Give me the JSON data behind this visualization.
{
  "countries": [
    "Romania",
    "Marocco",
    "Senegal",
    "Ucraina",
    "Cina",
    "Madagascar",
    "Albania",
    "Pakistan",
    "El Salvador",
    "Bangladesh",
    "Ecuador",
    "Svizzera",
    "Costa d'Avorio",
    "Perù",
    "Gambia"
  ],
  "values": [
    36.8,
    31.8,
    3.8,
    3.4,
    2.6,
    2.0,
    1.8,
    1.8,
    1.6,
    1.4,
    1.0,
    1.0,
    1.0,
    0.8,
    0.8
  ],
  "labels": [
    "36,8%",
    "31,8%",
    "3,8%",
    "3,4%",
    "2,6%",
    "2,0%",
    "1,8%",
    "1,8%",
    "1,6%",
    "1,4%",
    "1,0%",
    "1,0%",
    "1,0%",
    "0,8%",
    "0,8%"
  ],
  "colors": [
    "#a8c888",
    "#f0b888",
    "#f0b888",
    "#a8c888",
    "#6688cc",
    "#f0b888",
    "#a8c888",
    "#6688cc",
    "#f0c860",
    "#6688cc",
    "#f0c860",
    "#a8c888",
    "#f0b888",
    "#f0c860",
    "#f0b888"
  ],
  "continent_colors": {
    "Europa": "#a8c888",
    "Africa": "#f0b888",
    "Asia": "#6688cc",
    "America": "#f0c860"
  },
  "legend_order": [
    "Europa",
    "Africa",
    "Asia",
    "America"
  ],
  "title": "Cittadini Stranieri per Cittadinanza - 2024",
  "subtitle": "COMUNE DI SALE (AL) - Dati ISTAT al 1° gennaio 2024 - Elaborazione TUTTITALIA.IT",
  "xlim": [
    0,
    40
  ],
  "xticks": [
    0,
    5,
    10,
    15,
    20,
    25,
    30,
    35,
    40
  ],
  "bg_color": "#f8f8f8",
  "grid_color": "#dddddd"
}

______

→ GOAL OF THE EXERCISE: Give the listing above again, word for word.

→ ANSWER TO THE EXERCISE:
Give me the JSON data behind this visualization.
{
  "countries": [
    "Romania",
    "Marocco",
    "Senegal",
    "Ucraina",
    "Cina",
    "Madagascar",
    "Albania",
    "Pakistan",
    "El Salvador",
    "Bangladesh",
    "Ecuador",
    "Svizzera",
    "Costa d'Avorio",
    "Perù",
    "Gambia"
  ],
  "values": [
    36.8,
    31.8,
    3.8,
    3.4,
    2.6,
    2.0,
    1.8,
    1.8,
    1.6,
    1.4,
    1.0,
    1.0,
    1.0,
    0.8,
    0.8
  ],
  "labels": [
    "36,8%",
    "31,8%",
    "3,8%",
    "3,4%",
    "2,6%",
    "2,0%",
    "1,8%",
    "1,8%",
    "1,6%",
    "1,4%",
    "1,0%",
    "1,0%",
    "1,0%",
    "0,8%",
    "0,8%"
  ],
  "colors": [
    "#a8c888",
    "#f0b888",
    "#f0b888",
    "#a8c888",
    "#6688cc",
    "#f0b888",
    "#a8c888",
    "#6688cc",
    "#f0c860",
    "#6688cc",
    "#f0c860",
    "#a8c888",
    "#f0b888",
    "#f0c860",
    "#f0b888"
  ],
  "continent_colors": {
    "Europa": "#a8c888",
    "Africa": "#f0b888",
    "Asia": "#6688cc",
    "America": "#f0c860"
  },
  "legend_order": [
    "Europa",
    "Africa",
    "Asia",
    "America"
  ],
  "title": "Cittadini Stranieri per Cittadinanza - 2024",
  "subtitle": "COMUNE DI SALE (AL) - Dati ISTAT al 1° gennaio 2024 - Elaborazione TUTTITALIA.IT",
  "xlim": [
    0,
    40
  ],
  "xticks": [
    0,
    5,
    10,
    15,
    20,
    25,
    30,
    35,
    40
  ],
  "bg_color": "#f8f8f8",
  "grid_color": "#dddddd"
}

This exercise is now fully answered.